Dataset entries

Begin

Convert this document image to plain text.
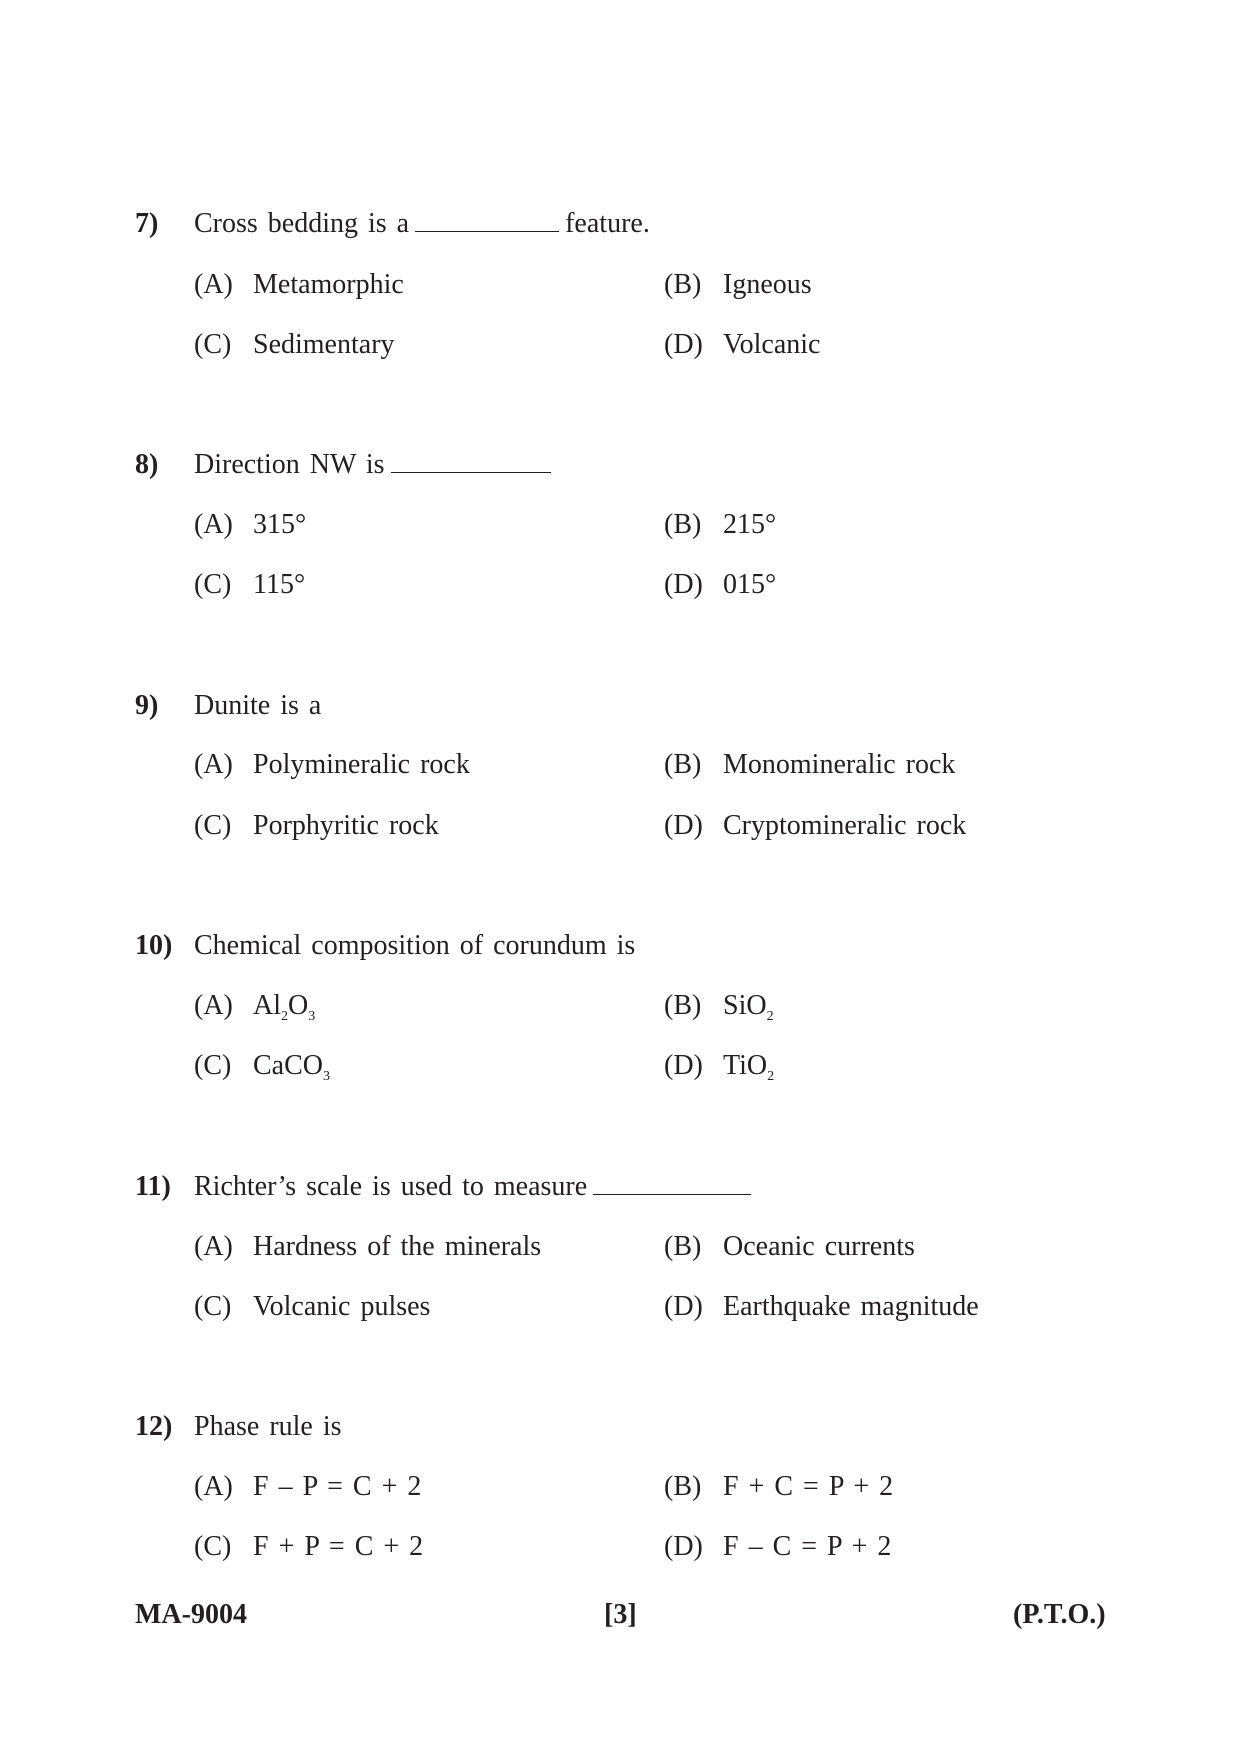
7) Cross bedding is a	feature.
(A) Metamorphic	(B) Igneous
(C) Sedimentary	(D) Volcanic
8) Direction NW is
(A) 315°	(B) 215°
(C) 115°	(D) 015°
9) Dunite is a
(A) Polymineralic rock	(B) Monomineralic rock
(C) Porphyritic rock	(D) Cryptomineralic rock
10) Chemical composition of corundum is
(A) $Al_2O_3$	(B) SiO$_2$
(C) CaCO$_3$	(D) TiO$_2$
11) Richter’s scale is used to measure
(A) Hardness of the minerals	(B) Oceanic currents
(C) Volcanic pulses	(D) Earthquake magnitude
12) Phase rule is
(A) F – P = C + 2	(B) F + C = P + 2
(C) F + P = C + 2	(D) F – C = P + 2
MA-9004	[3]	(P.T.O.)
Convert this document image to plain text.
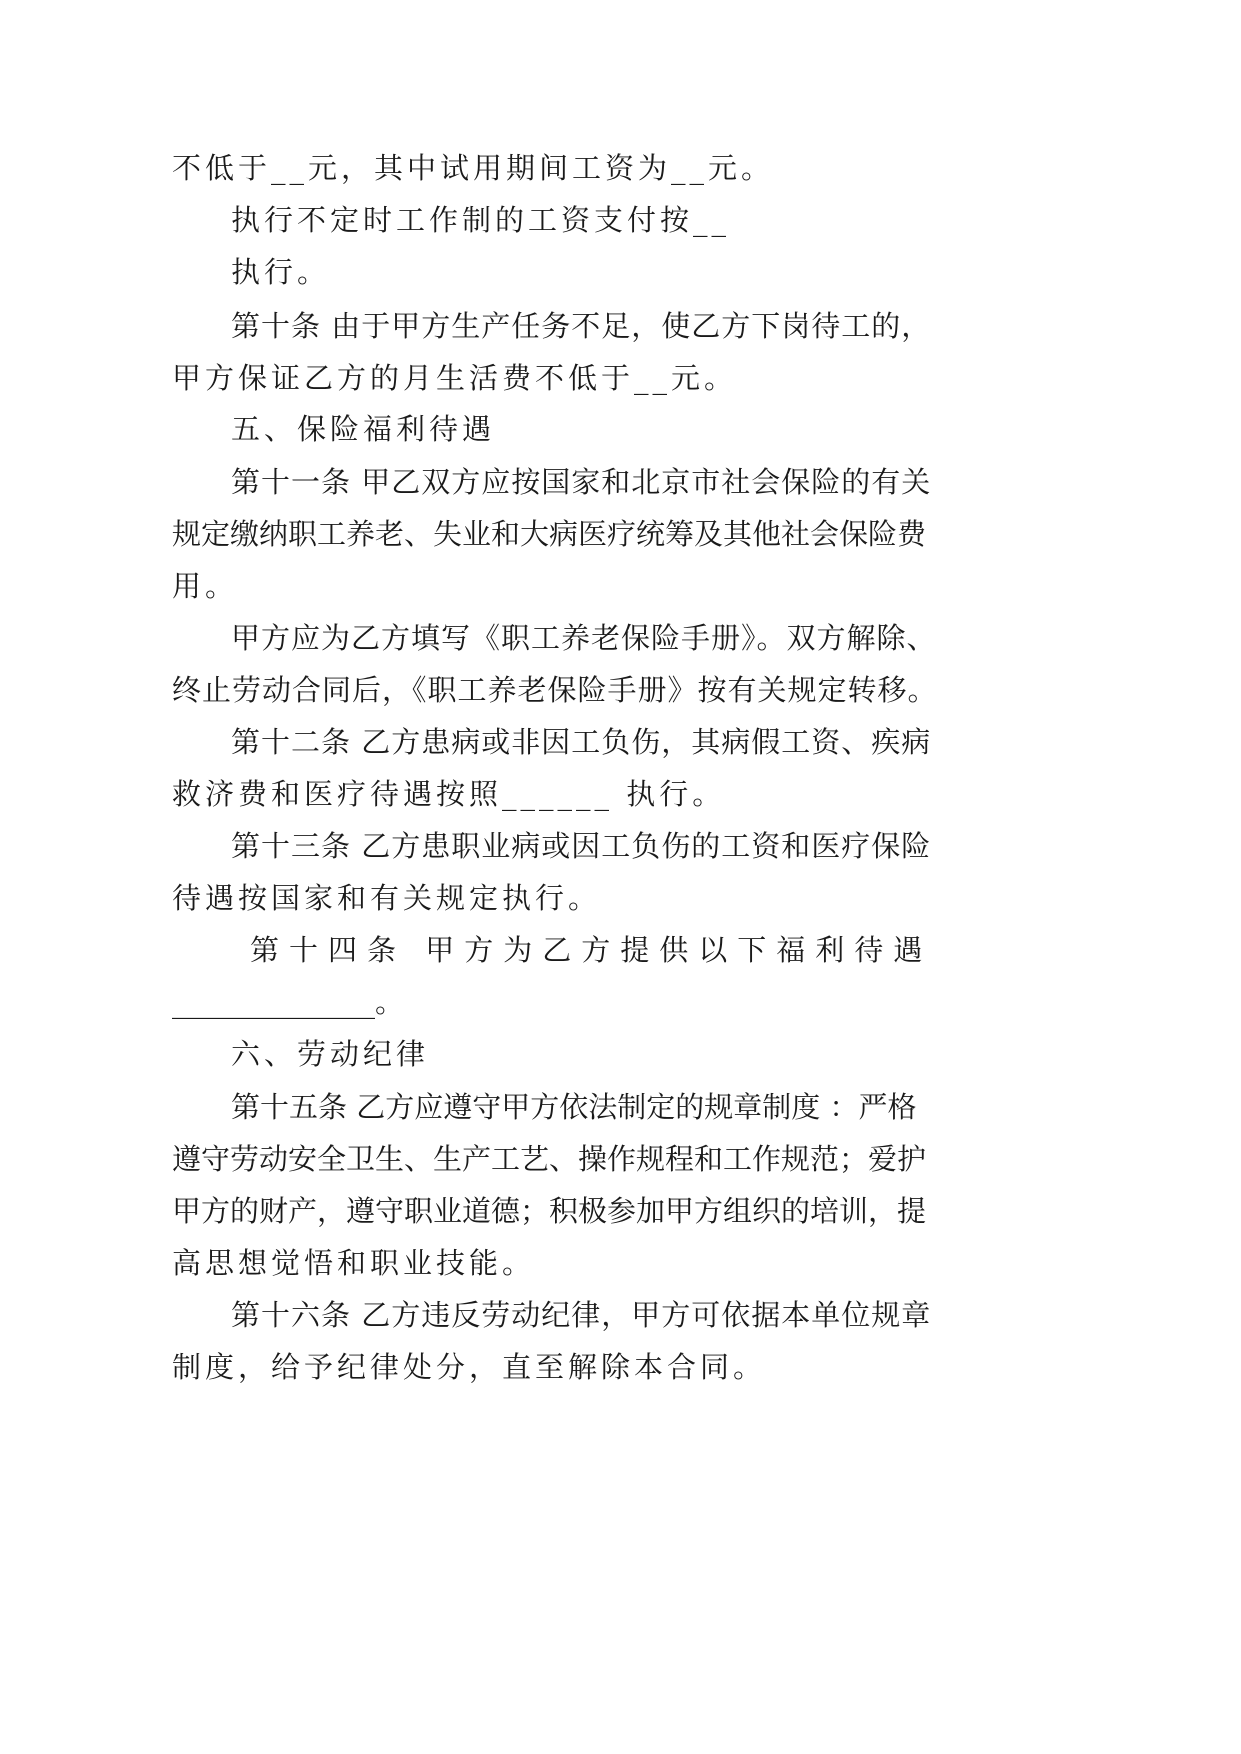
不低于__元，其中试用期间工资为__元。
执行不定时工作制的工资支付按__
执行。
第十条 由于甲方生产任务不足，使乙方下岗待工的，
甲方保证乙方的月生活费不低于__元。
五、保险福利待遇
第十一条 甲乙双方应按国家和北京市社会保险的有关
规定缴纳职工养老、失业和大病医疗统筹及其他社会保险费
用。
甲方应为乙方填写《职工养老保险手册》。双方解除、
终止劳动合同后，《职工养老保险手册》按有关规定转移。
第十二条 乙方患病或非因工负伤，其病假工资、疾病
救济费和医疗待遇按照______ 执行。
第十三条 乙方患职业病或因工负伤的工资和医疗保险
待遇按国家和有关规定执行。
第十四条 甲方为乙方提供以下福利待遇
______________。
六、劳动纪律
第十五条 乙方应遵守甲方依法制定的规章制度 ：严格
遵守劳动安全卫生、生产工艺、操作规程和工作规范；爱护
甲方的财产，遵守职业道德；积极参加甲方组织的培训，提
高思想觉悟和职业技能。
第十六条 乙方违反劳动纪律，甲方可依据本单位规章
制度，给予纪律处分，直至解除本合同。
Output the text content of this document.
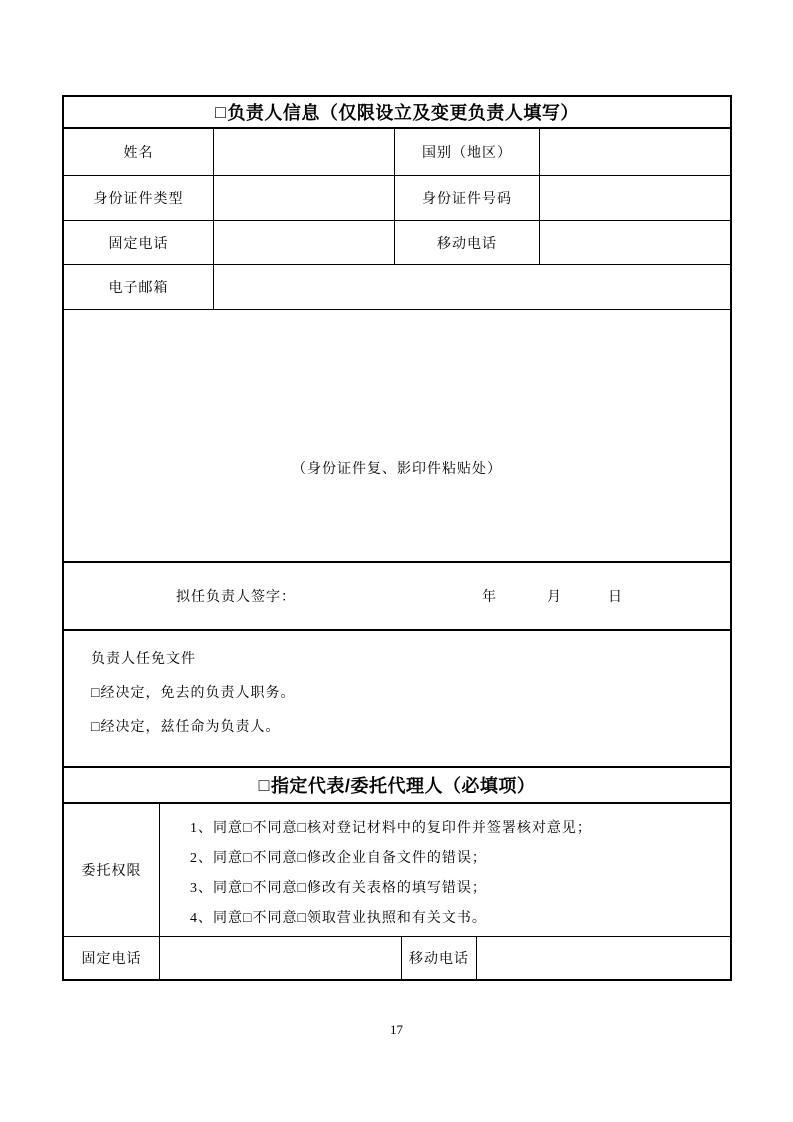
□ 负责人信息（仅限设立及变更负责人填写）
姓名	国别（地区）
身份证件类型	身份证件号码
固定电话	移动电话
电子邮箱
（身份证件复、影印件粘贴处）
拟任负责人签字：	年	月	日
负责人任免文件
□经决定，免去的负责人职务。
□经决定，兹任命为负责人。
□ 指定代表/委托代理人（必填项）
委托权限
1、同意□不同意□核对登记材料中的复印件并签署核对意见；
2、同意□不同意□修改企业自备文件的错误；
3、同意□不同意□修改有关表格的填写错误；
4、同意□不同意□领取营业执照和有关文书。
固定电话	移动电话
17
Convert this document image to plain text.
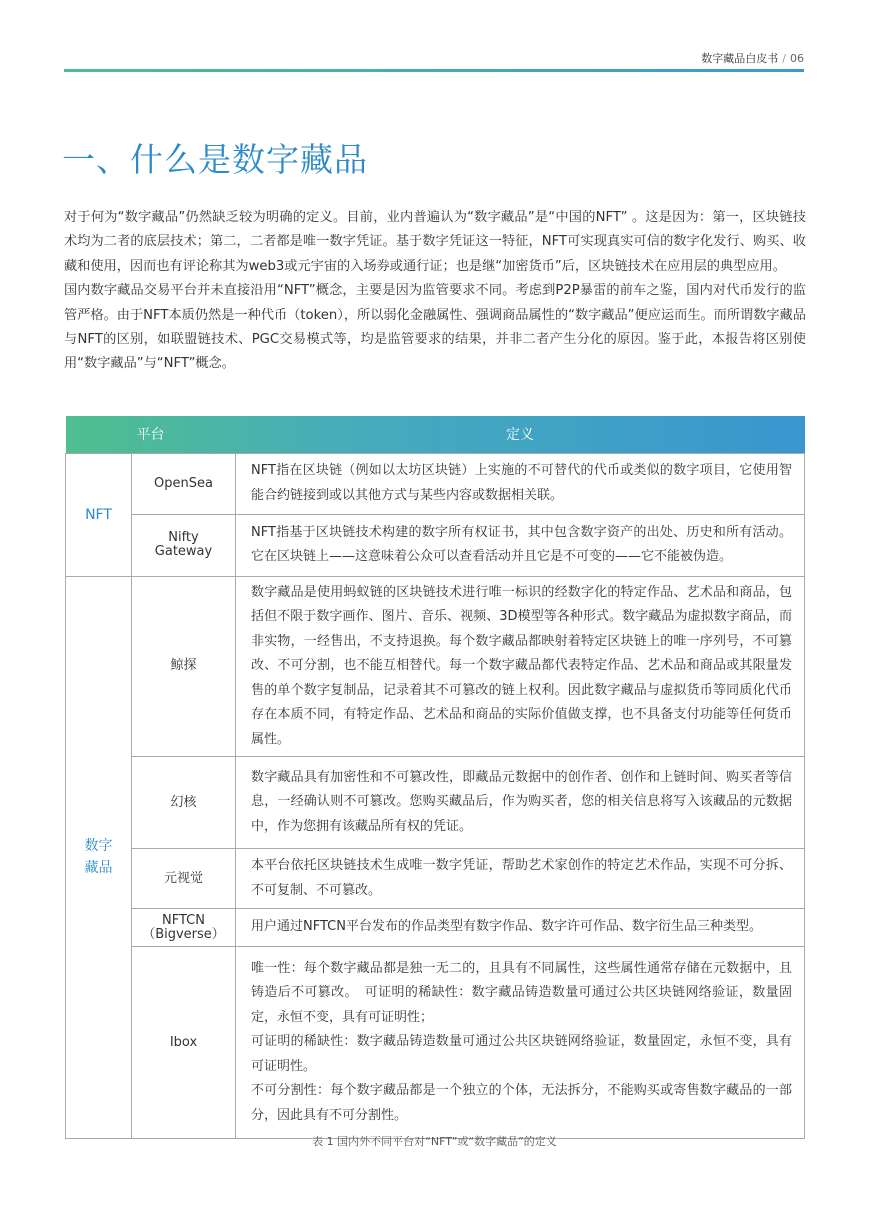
数字藏品白皮书 / 06
一、什么是数字藏品

对于何为“数字藏品”仍然缺乏较为明确的定义。目前，业内普遍认为“数字藏品”是“中国的NFT” 。这是因为：第一，区块链技术均为二者的底层技术；第二，二者都是唯一数字凭证。基于数字凭证这一特征，NFT可实现真实可信的数字化发行、购买、收藏和使用，因而也有评论称其为web3或元宇宙的入场券或通行证；也是继“加密货币”后，区块链技术在应用层的典型应用。

国内数字藏品交易平台并未直接沿用“NFT”概念，主要是因为监管要求不同。考虑到P2P暴雷的前车之鉴，国内对代币发行的监管严格。由于NFT本质仍然是一种代币（token），所以弱化金融属性、强调商品属性的“数字藏品”便应运而生。而所谓数字藏品与NFT的区别，如联盟链技术、PGC交易模式等，均是监管要求的结果，并非二者产生分化的原因。鉴于此，本报告将区别使用“数字藏品”与“NFT”概念。

平台		定义

NFT	OpenSea	NFT指在区块链（例如以太坊区块链）上实施的不可替代的代币或类似的数字项目，它使用智能合约链接到或以其他方式与某些内容或数据相关联。

	Nifty
Gateway	NFT指基于区块链技术构建的数字所有权证书，其中包含数字资产的出处、历史和所有活动。它在区块链上——这意味着公众可以查看活动并且它是不可变的——它不能被伪造。

数字
藏品	鲸探	数字藏品是使用蚂蚁链的区块链技术进行唯一标识的经数字化的特定作品、艺术品和商品，包括但不限于数字画作、图片、音乐、视频、3D模型等各种形式。数字藏品为虚拟数字商品，而非实物，一经售出，不支持退换。每个数字藏品都映射着特定区块链上的唯一序列号，不可篡改、不可分割，也不能互相替代。每一个数字藏品都代表特定作品、艺术品和商品或其限量发售的单个数字复制品，记录着其不可篡改的链上权利。因此数字藏品与虚拟货币等同质化代币存在本质不同，有特定作品、艺术品和商品的实际价值做支撑，也不具备支付功能等任何货币属性。

	幻核	数字藏品具有加密性和不可篡改性，即藏品元数据中的创作者、创作和上链时间、购买者等信息，一经确认则不可篡改。您购买藏品后，作为购买者，您的相关信息将写入该藏品的元数据中，作为您拥有该藏品所有权的凭证。

	元视觉	本平台依托区块链技术生成唯一数字凭证，帮助艺术家创作的特定艺术作品，实现不可分拆、不可复制、不可篡改。

	NFTCN
（Bigverse）	用户通过NFTCN平台发布的作品类型有数字作品、数字许可作品、数字衍生品三种类型。

	Ibox	唯一性：每个数字藏品都是独一无二的，且具有不同属性，这些属性通常存储在元数据中，且铸造后不可篡改。　可证明的稀缺性：数字藏品铸造数量可通过公共区块链网络验证，数量固定，永恒不变，具有可证明性；
可证明的稀缺性：数字藏品铸造数量可通过公共区块链网络验证，数量固定，永恒不变，具有可证明性。
不可分割性：每个数字藏品都是一个独立的个体，无法拆分，不能购买或寄售数字藏品的一部分，因此具有不可分割性。
表 1 国内外不同平台对“NFT”或“数字藏品”的定义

End

Pictures are excluded; copy every other part of the records exactly.

Convert this document image to plain text.
7) Cross bedding is a	feature.
(A) Metamorphic	(B) Igneous
(C) Sedimentary	(D) Volcanic
8) Direction NW is
(A) 315°	(B) 215°
(C) 115°	(D) 015°
9) Dunite is a
(A) Polymineralic rock	(B) Monomineralic rock
(C) Porphyritic rock	(D) Cryptomineralic rock
10) Chemical composition of corundum is
(A) $Al_2O_3$	(B) SiO$_2$
(C) CaCO$_3$	(D) TiO$_2$
11) Richter’s scale is used to measure
(A) Hardness of the minerals	(B) Oceanic currents
(C) Volcanic pulses	(D) Earthquake magnitude
12) Phase rule is
(A) F – P = C + 2	(B) F + C = P + 2
(C) F + P = C + 2	(D) F – C = P + 2
MA-9004	[3]	(P.T.O.)
Convert this document image to plain text.
不低于__元，其中试用期间工资为__元。
执行不定时工作制的工资支付按__
执行。
第十条 由于甲方生产任务不足，使乙方下岗待工的，
甲方保证乙方的月生活费不低于__元。
五、保险福利待遇
第十一条 甲乙双方应按国家和北京市社会保险的有关
规定缴纳职工养老、失业和大病医疗统筹及其他社会保险费
用。
甲方应为乙方填写《职工养老保险手册》。双方解除、
终止劳动合同后，《职工养老保险手册》按有关规定转移。
第十二条 乙方患病或非因工负伤，其病假工资、疾病
救济费和医疗待遇按照______ 执行。
第十三条 乙方患职业病或因工负伤的工资和医疗保险
待遇按国家和有关规定执行。
第十四条 甲方为乙方提供以下福利待遇
______________。
六、劳动纪律
第十五条 乙方应遵守甲方依法制定的规章制度 ：严格
遵守劳动安全卫生、生产工艺、操作规程和工作规范；爱护
甲方的财产，遵守职业道德；积极参加甲方组织的培训，提
高思想觉悟和职业技能。
第十六条 乙方违反劳动纪律，甲方可依据本单位规章
制度，给予纪律处分，直至解除本合同。
Output the text content of this document.
□ 负责人信息（仅限设立及变更负责人填写）
姓名	国别（地区）
身份证件类型	身份证件号码
固定电话	移动电话
电子邮箱
（身份证件复、影印件粘贴处）
拟任负责人签字：	年	月	日
负责人任免文件
□经决定，免去的负责人职务。
□经决定，兹任命为负责人。
□ 指定代表/委托代理人（必填项）
委托权限
1、同意□不同意□核对登记材料中的复印件并签署核对意见；
2、同意□不同意□修改企业自备文件的错误；
3、同意□不同意□修改有关表格的填写错误；
4、同意□不同意□领取营业执照和有关文书。
固定电话	移动电话
17
Convert this document image to plain text.
数字藏品白皮书 / 06
一、什么是数字藏品

对于何为“数字藏品”仍然缺乏较为明确的定义。目前，业内普遍认为“数字藏品”是“中国的NFT” 。这是因为：第一，区块链技术均为二者的底层技术；第二，二者都是唯一数字凭证。基于数字凭证这一特征，NFT可实现真实可信的数字化发行、购买、收藏和使用，因而也有评论称其为web3或元宇宙的入场券或通行证；也是继“加密货币”后，区块链技术在应用层的典型应用。

国内数字藏品交易平台并未直接沿用“NFT”概念，主要是因为监管要求不同。考虑到P2P暴雷的前车之鉴，国内对代币发行的监管严格。由于NFT本质仍然是一种代币（token），所以弱化金融属性、强调商品属性的“数字藏品”便应运而生。而所谓数字藏品与NFT的区别，如联盟链技术、PGC交易模式等，均是监管要求的结果，并非二者产生分化的原因。鉴于此，本报告将区别使用“数字藏品”与“NFT”概念。

平台		定义

NFT	OpenSea	NFT指在区块链（例如以太坊区块链）上实施的不可替代的代币或类似的数字项目，它使用智能合约链接到或以其他方式与某些内容或数据相关联。

	Nifty
Gateway	NFT指基于区块链技术构建的数字所有权证书，其中包含数字资产的出处、历史和所有活动。它在区块链上——这意味着公众可以查看活动并且它是不可变的——它不能被伪造。

数字
藏品	鲸探	数字藏品是使用蚂蚁链的区块链技术进行唯一标识的经数字化的特定作品、艺术品和商品，包括但不限于数字画作、图片、音乐、视频、3D模型等各种形式。数字藏品为虚拟数字商品，而非实物，一经售出，不支持退换。每个数字藏品都映射着特定区块链上的唯一序列号，不可篡改、不可分割，也不能互相替代。每一个数字藏品都代表特定作品、艺术品和商品或其限量发售的单个数字复制品，记录着其不可篡改的链上权利。因此数字藏品与虚拟货币等同质化代币存在本质不同，有特定作品、艺术品和商品的实际价值做支撑，也不具备支付功能等任何货币属性。

	幻核	数字藏品具有加密性和不可篡改性，即藏品元数据中的创作者、创作和上链时间、购买者等信息，一经确认则不可篡改。您购买藏品后，作为购买者，您的相关信息将写入该藏品的元数据中，作为您拥有该藏品所有权的凭证。

	元视觉	本平台依托区块链技术生成唯一数字凭证，帮助艺术家创作的特定艺术作品，实现不可分拆、不可复制、不可篡改。

	NFTCN
（Bigverse）	用户通过NFTCN平台发布的作品类型有数字作品、数字许可作品、数字衍生品三种类型。

	Ibox	唯一性：每个数字藏品都是独一无二的，且具有不同属性，这些属性通常存储在元数据中，且铸造后不可篡改。　可证明的稀缺性：数字藏品铸造数量可通过公共区块链网络验证，数量固定，永恒不变，具有可证明性；
可证明的稀缺性：数字藏品铸造数量可通过公共区块链网络验证，数量固定，永恒不变，具有可证明性。
不可分割性：每个数字藏品都是一个独立的个体，无法拆分，不能购买或寄售数字藏品的一部分，因此具有不可分割性。
表 1 国内外不同平台对“NFT”或“数字藏品”的定义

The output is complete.